Each record that follows should be repeated exactly, minus any images.
** Start of MATERIAL PROVIDED **
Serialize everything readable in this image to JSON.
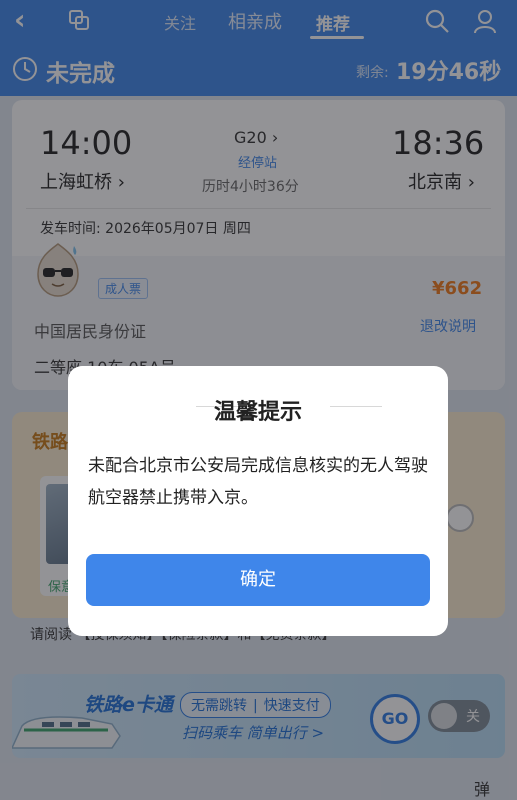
{
  "header": {
    "tabs": [
      "关注",
      "相亲成",
      "推荐"
    ]
  },
  "status": {
    "title": "未完成",
    "remain_label": "剩余:",
    "remain_time": "19分46秒"
  },
  "ticket": {
    "departure_time": "14:00",
    "arrival_time": "18:36",
    "train_no": "G20 ›",
    "stops_link": "经停站",
    "departure_station": "上海虹桥 ›",
    "arrival_station": "北京南 ›",
    "duration": "历时4小时36分",
    "departure_date": "发车时间: 2026年05月07日 周四",
    "ticket_type": "成人票",
    "price": "¥662",
    "id_type": "中国居民身份证",
    "refund_link": "退改说明",
    "seat": "二等座 10车 05A号"
  },
  "insurance": {
    "title": "铁路",
    "card_label": "保意",
    "agreement": "请阅读 【投保须知】【保险条款】和【免责条款】"
  },
  "banner": {
    "logo": "铁路e卡通",
    "tag1": "无需跳转",
    "tag2": "快速支付",
    "subtitle": "扫码乘车 简单出行 >",
    "go": "GO",
    "toggle_label": "关"
  },
  "corner_text": "弹",
  "dialog": {
    "title": "温馨提示",
    "message": "未配合北京市公安局完成信息核实的无人驾驶航空器禁止携带入京。",
    "confirm": "确定"
  },
  "colors": {
    "primary": "#3f86ea",
    "price": "#f07a1a",
    "insurance_bg": "#fbecd0"
  }
}
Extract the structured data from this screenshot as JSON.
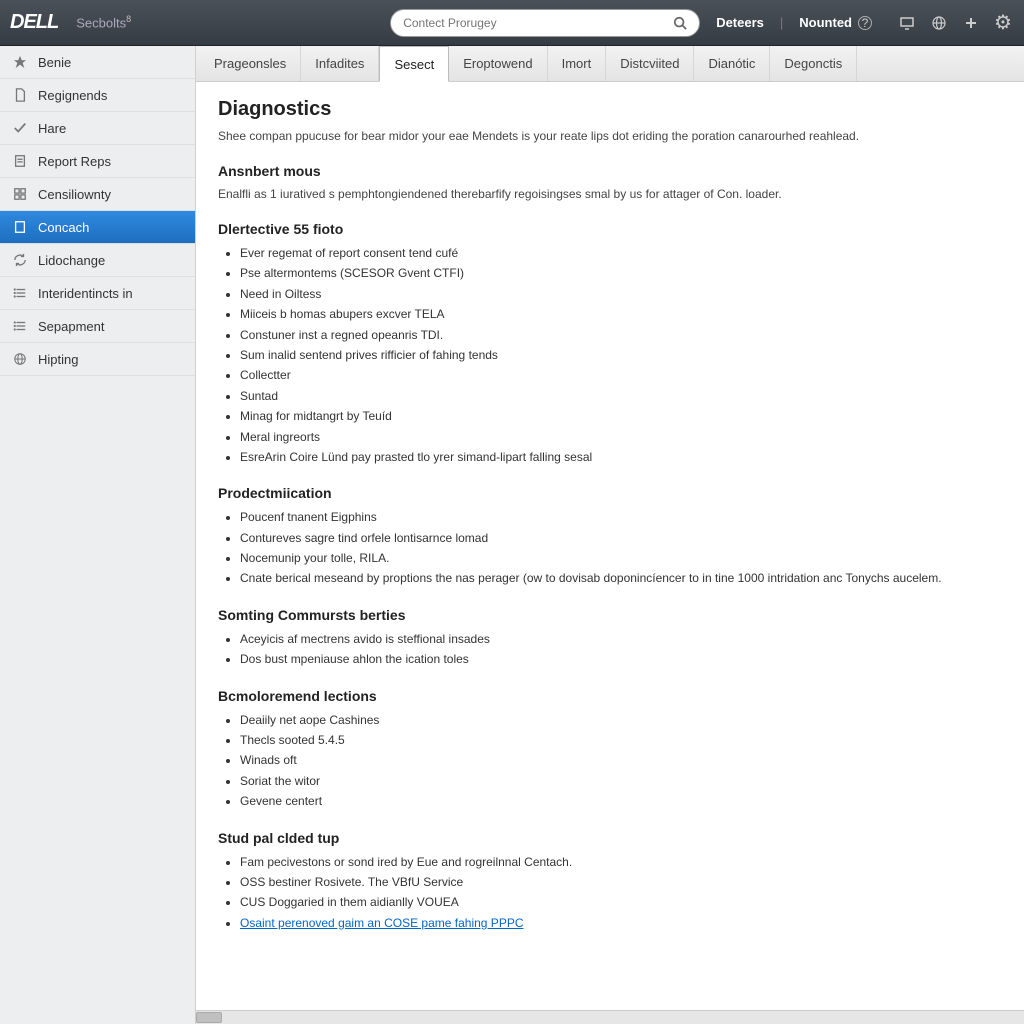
{
  "header": {
    "logo": "DELL",
    "category": "Secbolts",
    "category_sup": "8",
    "search_placeholder": "Contect Prorugey",
    "link_detect": "Deteers",
    "link_nounted": "Nounted"
  },
  "sidebar": {
    "items": [
      {
        "label": "Benie",
        "icon": "star"
      },
      {
        "label": "Regignends",
        "icon": "file"
      },
      {
        "label": "Hare",
        "icon": "check"
      },
      {
        "label": "Report Reps",
        "icon": "report"
      },
      {
        "label": "Censiliownty",
        "icon": "grid"
      },
      {
        "label": "Concach",
        "icon": "doc",
        "active": true
      },
      {
        "label": "Lidochange",
        "icon": "refresh"
      },
      {
        "label": "Interidentincts in",
        "icon": "list"
      },
      {
        "label": "Sepapment",
        "icon": "list"
      },
      {
        "label": "Hipting",
        "icon": "globe"
      }
    ]
  },
  "tabs": [
    {
      "label": "Prageonsles"
    },
    {
      "label": "Infadites"
    },
    {
      "label": "Sesect",
      "active": true
    },
    {
      "label": "Eroptowend"
    },
    {
      "label": "Imort"
    },
    {
      "label": "Distcviited"
    },
    {
      "label": "Dianótic"
    },
    {
      "label": "Degonctis"
    }
  ],
  "page": {
    "heading": "Diagnostics",
    "intro": "Shee compan ppucuse for bear midor your eae Mendets is your reate lips dot eriding the poration canarourhed reahlead.",
    "sections": [
      {
        "title": "Ansnbert mous",
        "sub": "Enalfli as 1 iuratived s pemphtongiendened therebarfify regoisingses smal by us for attager of Con. loader.",
        "items": []
      },
      {
        "title": "Dlertective 55 fioto",
        "items": [
          "Ever regemat of report consent tend cufé",
          "Pse altermontems (SCESOR Gvent CTFI)",
          "Need in Oiltess",
          "Miiceis b homas abupers excver TELA",
          "Constuner inst a regned opeanris TDI.",
          "Sum inalid sentend prives rifficier of fahing tends",
          "Collectter",
          "Suntad",
          "Minag for midtangrt by Teuíd",
          "Meral ingreorts",
          "EsreArin Coire Lünd pay prasted tlo yrer simand-lipart falling sesal"
        ]
      },
      {
        "title": "Prodectmiication",
        "items": [
          "Poucenf tnanent Eigphins",
          "Contureves sagre tind orfele lontisarnce lomad",
          "Nocemunip your tolle, RILA.",
          "Cnate berical meseand by proptions the nas perager (ow to dovisab doponincíencer to in tine 1000 intridation anc Tonychs aucelem."
        ]
      },
      {
        "title": "Somting Commursts berties",
        "items": [
          "Aceyicis af mectrens avido is steffional insades",
          "Dos bust mpeniause ahlon the ication toles"
        ]
      },
      {
        "title": "Bcmoloremend lections",
        "items": [
          "Deaiily net aope Cashines",
          "Thecls sooted 5.4.5",
          "Winads oft",
          "Soriat the witor",
          "Gevene centert"
        ]
      },
      {
        "title": "Stud pal clded tup",
        "items": [
          "Fam pecivestons or sond ired by Eue and rogreilnnal Centach.",
          "OSS bestiner Rosivete. The VBfU Service",
          "CUS Doggaried in them aidianlly VOUEA"
        ],
        "link_item": "Osaint perenoved gaim an COSE pame fahing PPPC"
      }
    ]
  }
}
** End of MATERIAL PROVIDED **
▶ **TASK RESULT**:
Serialize everything readable in this image to JSON.
{
  "header": {
    "tabs": [
      "关注",
      "相亲成",
      "推荐"
    ]
  },
  "status": {
    "title": "未完成",
    "remain_label": "剩余:",
    "remain_time": "19分46秒"
  },
  "ticket": {
    "departure_time": "14:00",
    "arrival_time": "18:36",
    "train_no": "G20 ›",
    "stops_link": "经停站",
    "departure_station": "上海虹桥 ›",
    "arrival_station": "北京南 ›",
    "duration": "历时4小时36分",
    "departure_date": "发车时间: 2026年05月07日 周四",
    "ticket_type": "成人票",
    "price": "¥662",
    "id_type": "中国居民身份证",
    "refund_link": "退改说明",
    "seat": "二等座 10车 05A号"
  },
  "insurance": {
    "title": "铁路",
    "card_label": "保意",
    "agreement": "请阅读 【投保须知】【保险条款】和【免责条款】"
  },
  "banner": {
    "logo": "铁路e卡通",
    "tag1": "无需跳转",
    "tag2": "快速支付",
    "subtitle": "扫码乘车 简单出行 >",
    "go": "GO",
    "toggle_label": "关"
  },
  "corner_text": "弹",
  "dialog": {
    "title": "温馨提示",
    "message": "未配合北京市公安局完成信息核实的无人驾驶航空器禁止携带入京。",
    "confirm": "确定"
  },
  "colors": {
    "primary": "#3f86ea",
    "price": "#f07a1a",
    "insurance_bg": "#fbecd0"
  }
}
Extract the structured data from this screenshot as JSON.
{
  "header": {
    "logo": "DELL",
    "category": "Secbolts",
    "category_sup": "8",
    "search_placeholder": "Contect Prorugey",
    "link_detect": "Deteers",
    "link_nounted": "Nounted"
  },
  "sidebar": {
    "items": [
      {
        "label": "Benie",
        "icon": "star"
      },
      {
        "label": "Regignends",
        "icon": "file"
      },
      {
        "label": "Hare",
        "icon": "check"
      },
      {
        "label": "Report Reps",
        "icon": "report"
      },
      {
        "label": "Censiliownty",
        "icon": "grid"
      },
      {
        "label": "Concach",
        "icon": "doc",
        "active": true
      },
      {
        "label": "Lidochange",
        "icon": "refresh"
      },
      {
        "label": "Interidentincts in",
        "icon": "list"
      },
      {
        "label": "Sepapment",
        "icon": "list"
      },
      {
        "label": "Hipting",
        "icon": "globe"
      }
    ]
  },
  "tabs": [
    {
      "label": "Prageonsles"
    },
    {
      "label": "Infadites"
    },
    {
      "label": "Sesect",
      "active": true
    },
    {
      "label": "Eroptowend"
    },
    {
      "label": "Imort"
    },
    {
      "label": "Distcviited"
    },
    {
      "label": "Dianótic"
    },
    {
      "label": "Degonctis"
    }
  ],
  "page": {
    "heading": "Diagnostics",
    "intro": "Shee compan ppucuse for bear midor your eae Mendets is your reate lips dot eriding the poration canarourhed reahlead.",
    "sections": [
      {
        "title": "Ansnbert mous",
        "sub": "Enalfli as 1 iuratived s pemphtongiendened therebarfify regoisingses smal by us for attager of Con. loader.",
        "items": []
      },
      {
        "title": "Dlertective 55 fioto",
        "items": [
          "Ever regemat of report consent tend cufé",
          "Pse altermontems (SCESOR Gvent CTFI)",
          "Need in Oiltess",
          "Miiceis b homas abupers excver TELA",
          "Constuner inst a regned opeanris TDI.",
          "Sum inalid sentend prives rifficier of fahing tends",
          "Collectter",
          "Suntad",
          "Minag for midtangrt by Teuíd",
          "Meral ingreorts",
          "EsreArin Coire Lünd pay prasted tlo yrer simand-lipart falling sesal"
        ]
      },
      {
        "title": "Prodectmiication",
        "items": [
          "Poucenf tnanent Eigphins",
          "Contureves sagre tind orfele lontisarnce lomad",
          "Nocemunip your tolle, RILA.",
          "Cnate berical meseand by proptions the nas perager (ow to dovisab doponincíencer to in tine 1000 intridation anc Tonychs aucelem."
        ]
      },
      {
        "title": "Somting Commursts berties",
        "items": [
          "Aceyicis af mectrens avido is steffional insades",
          "Dos bust mpeniause ahlon the ication toles"
        ]
      },
      {
        "title": "Bcmoloremend lections",
        "items": [
          "Deaiily net aope Cashines",
          "Thecls sooted 5.4.5",
          "Winads oft",
          "Soriat the witor",
          "Gevene centert"
        ]
      },
      {
        "title": "Stud pal clded tup",
        "items": [
          "Fam pecivestons or sond ired by Eue and rogreilnnal Centach.",
          "OSS bestiner Rosivete. The VBfU Service",
          "CUS Doggaried in them aidianlly VOUEA"
        ],
        "link_item": "Osaint perenoved gaim an COSE pame fahing PPPC"
      }
    ]
  }
}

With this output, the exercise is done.